● Problem statement: Restate the material word for word and leave out anything that is a picture.

● Entries:
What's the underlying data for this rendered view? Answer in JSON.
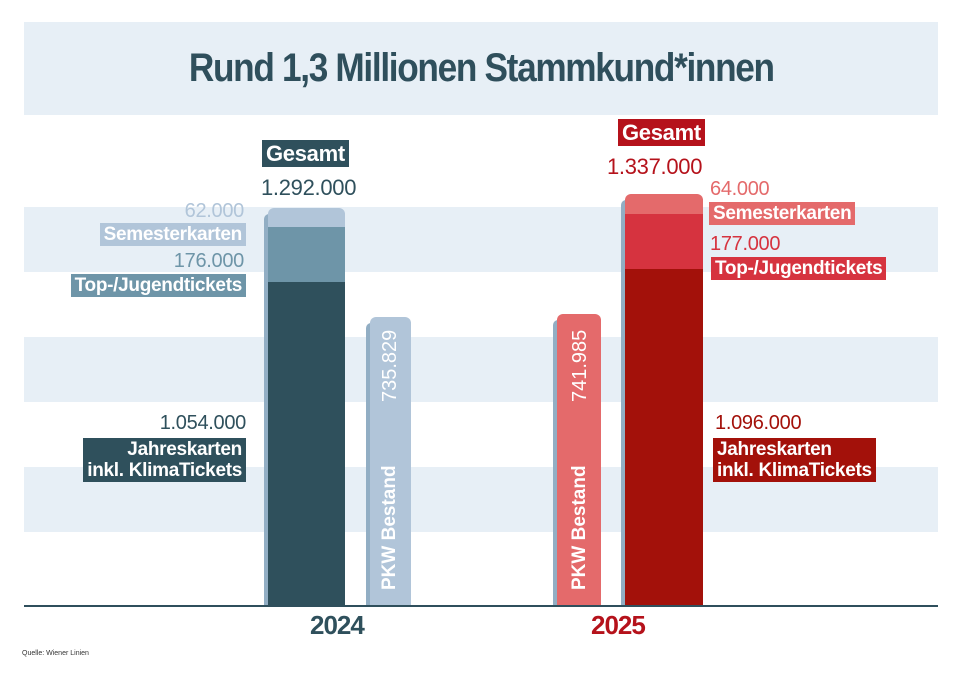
{
  "chart_data": {
    "type": "bar",
    "title": "Rund 1,3 Millionen Stammkund*innen",
    "source": "Quelle: Wiener Linien",
    "categories": [
      "2024",
      "2025"
    ],
    "total_label": "Gesamt",
    "totals": [
      "1.292.000",
      "1.337.000"
    ],
    "totals_values": [
      1292000,
      1337000
    ],
    "stacked_series": [
      {
        "name": "Jahreskarten inkl. KlimaTickets",
        "line1": "Jahreskarten",
        "line2": "inkl. KlimaTickets",
        "values": [
          1054000,
          1096000
        ],
        "labels": [
          "1.054.000",
          "1.096.000"
        ],
        "colors": [
          "#2f505c",
          "#a3110a"
        ]
      },
      {
        "name": "Top-/Jugendtickets",
        "values": [
          176000,
          177000
        ],
        "labels": [
          "176.000",
          "177.000"
        ],
        "colors": [
          "#6e95a8",
          "#d6333f"
        ]
      },
      {
        "name": "Semesterkarten",
        "values": [
          62000,
          64000
        ],
        "labels": [
          "62.000",
          "64.000"
        ],
        "colors": [
          "#b1c5d9",
          "#e46a6b"
        ]
      }
    ],
    "comparison_series": {
      "name": "PKW Bestand",
      "values": [
        735829,
        741985
      ],
      "labels": [
        "735.829",
        "741.985"
      ],
      "colors": [
        "#b1c5d9",
        "#e46a6b"
      ]
    },
    "year_colors": [
      "#2f505c",
      "#b5121b"
    ],
    "grid": false
  }
}
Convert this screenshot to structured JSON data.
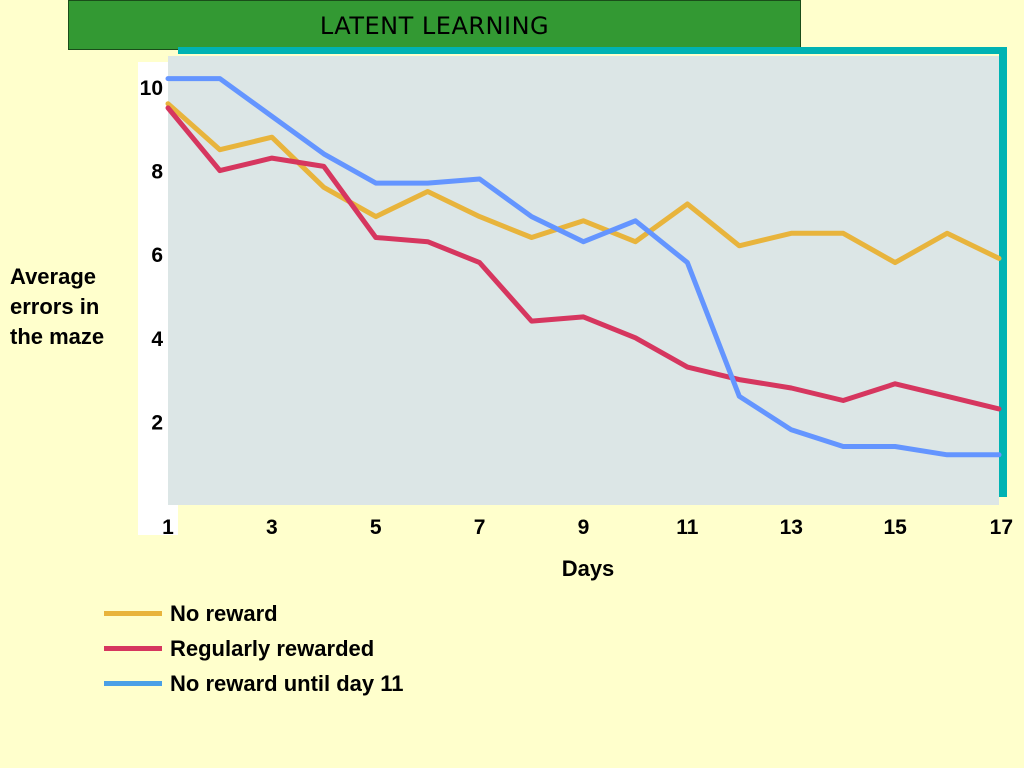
{
  "title": "LATENT LEARNING",
  "colors": {
    "background": "#ffffcc",
    "title_bar": "#339933",
    "plot_area": "#dce6e6",
    "frame_accent": "#00b3b3",
    "no_reward": "#e8b43c",
    "regularly_rewarded": "#d6365f",
    "no_reward_until_11": "#6495ff"
  },
  "chart_data": {
    "type": "line",
    "title": "LATENT LEARNING",
    "xlabel": "Days",
    "ylabel": "Average errors in the maze",
    "xlim": [
      1,
      17
    ],
    "ylim": [
      0,
      10.2
    ],
    "x_ticks": [
      "1",
      "3",
      "5",
      "7",
      "9",
      "11",
      "13",
      "15",
      "17"
    ],
    "y_ticks": [
      "2",
      "4",
      "6",
      "8",
      "10"
    ],
    "grid": false,
    "legend_position": "bottom-left",
    "x": [
      1,
      2,
      3,
      4,
      5,
      6,
      7,
      8,
      9,
      10,
      11,
      12,
      13,
      14,
      15,
      16,
      17
    ],
    "series": [
      {
        "name": "No reward",
        "color": "#e8b43c",
        "values": [
          9.6,
          8.5,
          8.8,
          7.6,
          6.9,
          7.5,
          6.9,
          6.4,
          6.8,
          6.3,
          7.2,
          6.2,
          6.5,
          6.5,
          5.8,
          6.5,
          5.9
        ]
      },
      {
        "name": "Regularly rewarded",
        "color": "#d6365f",
        "values": [
          9.5,
          8.0,
          8.3,
          8.1,
          6.4,
          6.3,
          5.8,
          4.4,
          4.5,
          4.0,
          3.3,
          3.0,
          2.8,
          2.5,
          2.9,
          2.6,
          2.3
        ]
      },
      {
        "name": "No reward until day 11",
        "color": "#6495ff",
        "values": [
          10.2,
          10.2,
          9.3,
          8.4,
          7.7,
          7.7,
          7.8,
          6.9,
          6.3,
          6.8,
          5.8,
          2.6,
          1.8,
          1.4,
          1.4,
          1.2,
          1.2
        ]
      }
    ]
  }
}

● Solution for this task:
What's the underlying data for this rendered view? Answer in JSON.
{
  "chart_data": {
    "type": "bar",
    "title": "Rund 1,3 Millionen Stammkund*innen",
    "source": "Quelle: Wiener Linien",
    "categories": [
      "2024",
      "2025"
    ],
    "total_label": "Gesamt",
    "totals": [
      "1.292.000",
      "1.337.000"
    ],
    "totals_values": [
      1292000,
      1337000
    ],
    "stacked_series": [
      {
        "name": "Jahreskarten inkl. KlimaTickets",
        "line1": "Jahreskarten",
        "line2": "inkl. KlimaTickets",
        "values": [
          1054000,
          1096000
        ],
        "labels": [
          "1.054.000",
          "1.096.000"
        ],
        "colors": [
          "#2f505c",
          "#a3110a"
        ]
      },
      {
        "name": "Top-/Jugendtickets",
        "values": [
          176000,
          177000
        ],
        "labels": [
          "176.000",
          "177.000"
        ],
        "colors": [
          "#6e95a8",
          "#d6333f"
        ]
      },
      {
        "name": "Semesterkarten",
        "values": [
          62000,
          64000
        ],
        "labels": [
          "62.000",
          "64.000"
        ],
        "colors": [
          "#b1c5d9",
          "#e46a6b"
        ]
      }
    ],
    "comparison_series": {
      "name": "PKW Bestand",
      "values": [
        735829,
        741985
      ],
      "labels": [
        "735.829",
        "741.985"
      ],
      "colors": [
        "#b1c5d9",
        "#e46a6b"
      ]
    },
    "year_colors": [
      "#2f505c",
      "#b5121b"
    ],
    "grid": false
  }
}
Convert this screenshot to structured JSON data.
{
  "title": "LATENT LEARNING",
  "colors": {
    "background": "#ffffcc",
    "title_bar": "#339933",
    "plot_area": "#dce6e6",
    "frame_accent": "#00b3b3",
    "no_reward": "#e8b43c",
    "regularly_rewarded": "#d6365f",
    "no_reward_until_11": "#6495ff"
  },
  "chart_data": {
    "type": "line",
    "title": "LATENT LEARNING",
    "xlabel": "Days",
    "ylabel": "Average errors in the maze",
    "xlim": [
      1,
      17
    ],
    "ylim": [
      0,
      10.2
    ],
    "x_ticks": [
      "1",
      "3",
      "5",
      "7",
      "9",
      "11",
      "13",
      "15",
      "17"
    ],
    "y_ticks": [
      "2",
      "4",
      "6",
      "8",
      "10"
    ],
    "grid": false,
    "legend_position": "bottom-left",
    "x": [
      1,
      2,
      3,
      4,
      5,
      6,
      7,
      8,
      9,
      10,
      11,
      12,
      13,
      14,
      15,
      16,
      17
    ],
    "series": [
      {
        "name": "No reward",
        "color": "#e8b43c",
        "values": [
          9.6,
          8.5,
          8.8,
          7.6,
          6.9,
          7.5,
          6.9,
          6.4,
          6.8,
          6.3,
          7.2,
          6.2,
          6.5,
          6.5,
          5.8,
          6.5,
          5.9
        ]
      },
      {
        "name": "Regularly rewarded",
        "color": "#d6365f",
        "values": [
          9.5,
          8.0,
          8.3,
          8.1,
          6.4,
          6.3,
          5.8,
          4.4,
          4.5,
          4.0,
          3.3,
          3.0,
          2.8,
          2.5,
          2.9,
          2.6,
          2.3
        ]
      },
      {
        "name": "No reward until day 11",
        "color": "#6495ff",
        "values": [
          10.2,
          10.2,
          9.3,
          8.4,
          7.7,
          7.7,
          7.8,
          6.9,
          6.3,
          6.8,
          5.8,
          2.6,
          1.8,
          1.4,
          1.4,
          1.2,
          1.2
        ]
      }
    ]
  }
}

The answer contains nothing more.